**Task to carry out**
Wherever the string "November" appears, copy the whole line.

=====

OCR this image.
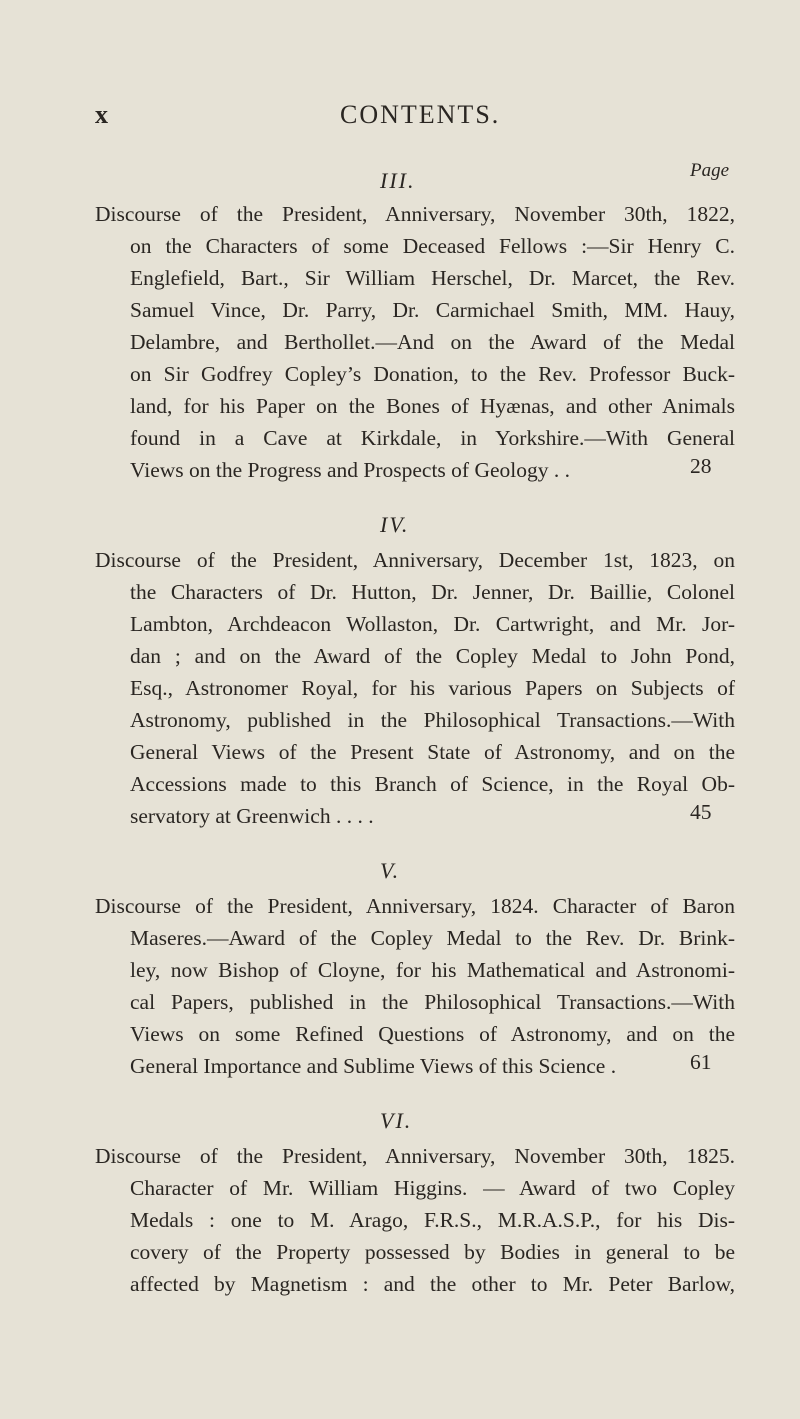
x	CONTENTS.
Page
III.
Discourse of the President, Anniversary, November 30th, 1822,
on the Characters of some Deceased Fellows :—Sir Henry C.
Englefield, Bart., Sir William Herschel, Dr. Marcet, the Rev.
Samuel Vince, Dr. Parry, Dr. Carmichael Smith, MM. Hauy,
Delambre, and Berthollet.—And on the Award of the Medal
on Sir Godfrey Copley’s Donation, to the Rev. Professor Buck-
land, for his Paper on the Bones of Hyænas, and other Animals
found in a Cave at Kirkdale, in Yorkshire.—With General
Views on the Progress and Prospects of Geology . .	28
IV.
Discourse of the President, Anniversary, December 1st, 1823, on
the Characters of Dr. Hutton, Dr. Jenner, Dr. Baillie, Colonel
Lambton, Archdeacon Wollaston, Dr. Cartwright, and Mr. Jor-
dan ; and on the Award of the Copley Medal to John Pond,
Esq., Astronomer Royal, for his various Papers on Subjects of
Astronomy, published in the Philosophical Transactions.—With
General Views of the Present State of Astronomy, and on the
Accessions made to this Branch of Science, in the Royal Ob-
servatory at Greenwich . . . .	45
V.
Discourse of the President, Anniversary, 1824. Character of Baron
Maseres.—Award of the Copley Medal to the Rev. Dr. Brink-
ley, now Bishop of Cloyne, for his Mathematical and Astronomi-
cal Papers, published in the Philosophical Transactions.—With
Views on some Refined Questions of Astronomy, and on the
General Importance and Sublime Views of this Science .	61
VI.
Discourse of the President, Anniversary, November 30th, 1825.
Character of Mr. William Higgins. — Award of two Copley
Medals : one to M. Arago, F.R.S., M.R.A.S.P., for his Dis-
covery of the Property possessed by Bodies in general to be
affected by Magnetism : and the other to Mr. Peter Barlow,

=====

**Response**
Discourse of the President, Anniversary, November 30th, 1822,
Discourse of the President, Anniversary, November 30th, 1825.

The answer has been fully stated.